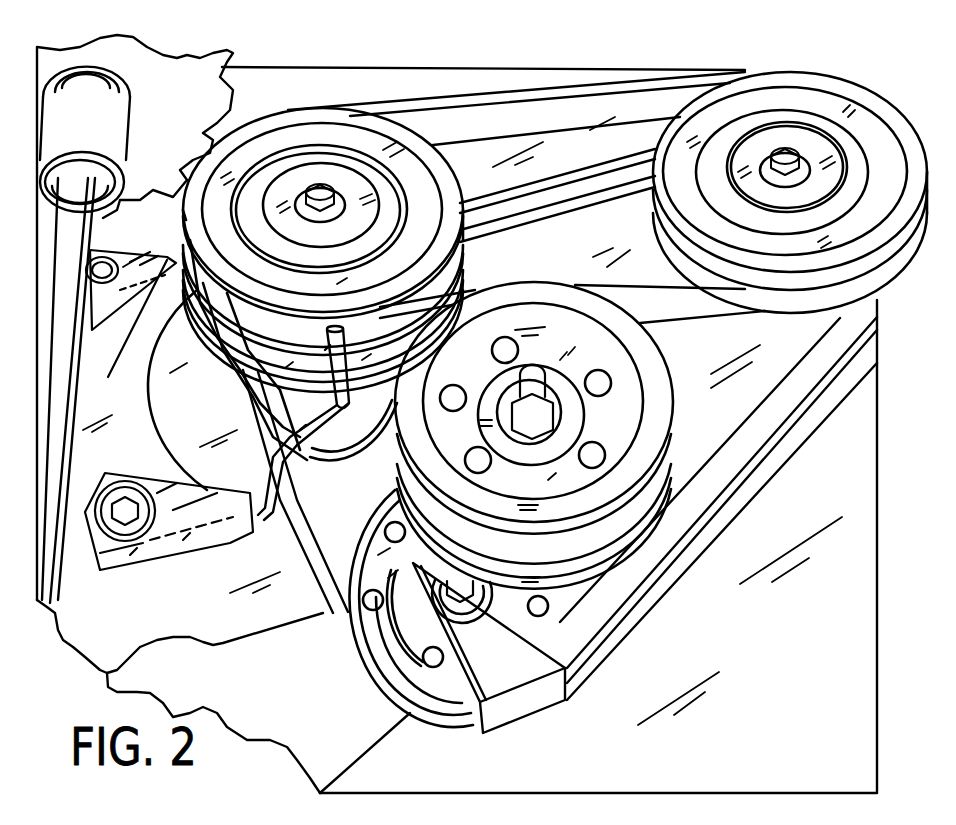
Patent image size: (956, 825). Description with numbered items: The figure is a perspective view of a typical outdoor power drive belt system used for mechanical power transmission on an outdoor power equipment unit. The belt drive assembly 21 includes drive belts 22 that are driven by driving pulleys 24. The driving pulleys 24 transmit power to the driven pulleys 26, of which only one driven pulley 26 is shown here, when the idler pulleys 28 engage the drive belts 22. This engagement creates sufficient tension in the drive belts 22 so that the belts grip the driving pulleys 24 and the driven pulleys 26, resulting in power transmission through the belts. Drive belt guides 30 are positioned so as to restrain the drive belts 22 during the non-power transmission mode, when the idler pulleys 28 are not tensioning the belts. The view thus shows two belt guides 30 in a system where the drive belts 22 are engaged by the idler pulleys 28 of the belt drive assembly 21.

The belt drive assembly 21 is at (695, 596).
The drive belts 22 is at (605, 185).
The driving pulleys 24 is at (245, 205).
The driven pulleys 26 is at (783, 103).
The idler pulleys 28 is at (650, 435).
The drive belt guides 30 is at (283, 430).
****************************************
▸ **Short exercise**
Please echo the text lines of every entry above word for word, leaving out the pictures.

▸ **Task output**
Patent image size: (956, 825). Description with numbered items: The figure is a perspective view of a typical outdoor power drive belt system used for mechanical power transmission on an outdoor power equipment unit. The belt drive assembly 21 includes drive belts 22 that are driven by driving pulleys 24. The driving pulleys 24 transmit power to the driven pulleys 26, of which only one driven pulley 26 is shown here, when the idler pulleys 28 engage the drive belts 22. This engagement creates sufficient tension in the drive belts 22 so that the belts grip the driving pulleys 24 and the driven pulleys 26, resulting in power transmission through the belts. Drive belt guides 30 are positioned so as to restrain the drive belts 22 during the non-power transmission mode, when the idler pulleys 28 are not tensioning the belts. The view thus shows two belt guides 30 in a system where the drive belts 22 are engaged by the idler pulleys 28 of the belt drive assembly 21.

The belt drive assembly 21 is at (695, 596).
The drive belts 22 is at (605, 185).
The driving pulleys 24 is at (245, 205).
The driven pulleys 26 is at (783, 103).
The idler pulleys 28 is at (650, 435).
The drive belt guides 30 is at (283, 430).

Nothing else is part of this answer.